Data records:
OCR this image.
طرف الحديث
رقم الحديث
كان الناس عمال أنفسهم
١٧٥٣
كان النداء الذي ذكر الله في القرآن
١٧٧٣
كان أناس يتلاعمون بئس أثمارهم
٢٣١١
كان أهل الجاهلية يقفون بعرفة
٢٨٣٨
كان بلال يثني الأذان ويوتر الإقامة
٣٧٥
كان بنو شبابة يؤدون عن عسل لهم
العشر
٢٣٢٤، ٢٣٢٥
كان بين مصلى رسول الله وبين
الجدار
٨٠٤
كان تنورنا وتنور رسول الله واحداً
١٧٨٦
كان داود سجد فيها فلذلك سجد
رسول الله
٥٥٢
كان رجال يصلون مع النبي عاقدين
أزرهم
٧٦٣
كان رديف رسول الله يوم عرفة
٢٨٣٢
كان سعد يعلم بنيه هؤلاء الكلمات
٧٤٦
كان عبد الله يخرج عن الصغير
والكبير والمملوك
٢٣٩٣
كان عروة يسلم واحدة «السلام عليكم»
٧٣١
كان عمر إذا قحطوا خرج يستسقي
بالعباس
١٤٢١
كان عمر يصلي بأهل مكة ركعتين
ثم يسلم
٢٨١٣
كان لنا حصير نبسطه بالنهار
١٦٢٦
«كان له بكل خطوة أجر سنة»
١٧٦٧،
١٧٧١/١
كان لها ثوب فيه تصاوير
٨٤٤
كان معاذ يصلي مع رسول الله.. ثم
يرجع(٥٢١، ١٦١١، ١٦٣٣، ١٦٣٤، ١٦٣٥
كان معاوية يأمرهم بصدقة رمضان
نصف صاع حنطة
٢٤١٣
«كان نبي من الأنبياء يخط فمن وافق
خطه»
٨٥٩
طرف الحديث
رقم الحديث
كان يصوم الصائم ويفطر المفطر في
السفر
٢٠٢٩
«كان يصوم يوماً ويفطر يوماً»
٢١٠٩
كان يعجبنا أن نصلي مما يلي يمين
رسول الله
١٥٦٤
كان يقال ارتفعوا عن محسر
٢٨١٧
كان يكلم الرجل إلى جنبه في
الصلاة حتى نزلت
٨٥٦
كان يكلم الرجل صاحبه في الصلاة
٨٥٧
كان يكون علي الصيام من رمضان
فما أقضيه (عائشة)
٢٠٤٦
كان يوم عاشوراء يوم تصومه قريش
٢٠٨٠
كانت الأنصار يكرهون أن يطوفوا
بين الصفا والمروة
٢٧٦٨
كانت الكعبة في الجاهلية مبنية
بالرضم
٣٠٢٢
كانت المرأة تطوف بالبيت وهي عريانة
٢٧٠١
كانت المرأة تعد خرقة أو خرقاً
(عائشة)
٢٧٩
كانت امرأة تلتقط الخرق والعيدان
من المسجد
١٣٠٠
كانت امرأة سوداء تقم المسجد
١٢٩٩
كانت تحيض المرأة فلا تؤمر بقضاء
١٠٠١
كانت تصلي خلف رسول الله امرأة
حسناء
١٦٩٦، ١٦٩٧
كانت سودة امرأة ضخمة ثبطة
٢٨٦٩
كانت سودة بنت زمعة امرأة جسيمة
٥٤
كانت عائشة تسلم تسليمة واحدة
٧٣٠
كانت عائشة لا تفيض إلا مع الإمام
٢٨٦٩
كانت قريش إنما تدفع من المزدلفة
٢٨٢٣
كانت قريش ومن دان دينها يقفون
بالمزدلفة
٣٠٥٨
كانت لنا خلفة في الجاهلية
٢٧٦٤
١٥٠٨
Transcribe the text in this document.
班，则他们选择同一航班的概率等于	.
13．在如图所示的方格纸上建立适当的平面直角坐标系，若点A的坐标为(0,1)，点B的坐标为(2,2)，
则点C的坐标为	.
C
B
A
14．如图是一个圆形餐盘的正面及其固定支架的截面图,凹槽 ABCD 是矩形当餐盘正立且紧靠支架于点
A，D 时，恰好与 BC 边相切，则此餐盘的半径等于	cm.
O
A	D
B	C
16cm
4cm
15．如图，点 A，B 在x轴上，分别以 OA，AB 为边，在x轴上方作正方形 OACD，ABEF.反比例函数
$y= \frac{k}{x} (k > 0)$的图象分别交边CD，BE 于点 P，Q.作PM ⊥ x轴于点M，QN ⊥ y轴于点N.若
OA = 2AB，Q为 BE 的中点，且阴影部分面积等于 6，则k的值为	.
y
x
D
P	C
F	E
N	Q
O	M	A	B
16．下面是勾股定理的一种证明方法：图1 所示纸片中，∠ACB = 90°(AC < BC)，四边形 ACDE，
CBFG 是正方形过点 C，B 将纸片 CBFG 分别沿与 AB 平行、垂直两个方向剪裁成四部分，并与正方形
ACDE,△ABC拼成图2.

▸ Task statement: In the listing above, locate each line with "ويفطر" and copy it.

▸ Task response:
كان يصوم الصائم ويفطر المفطر في
«كان يصوم يوماً ويفطر يوماً»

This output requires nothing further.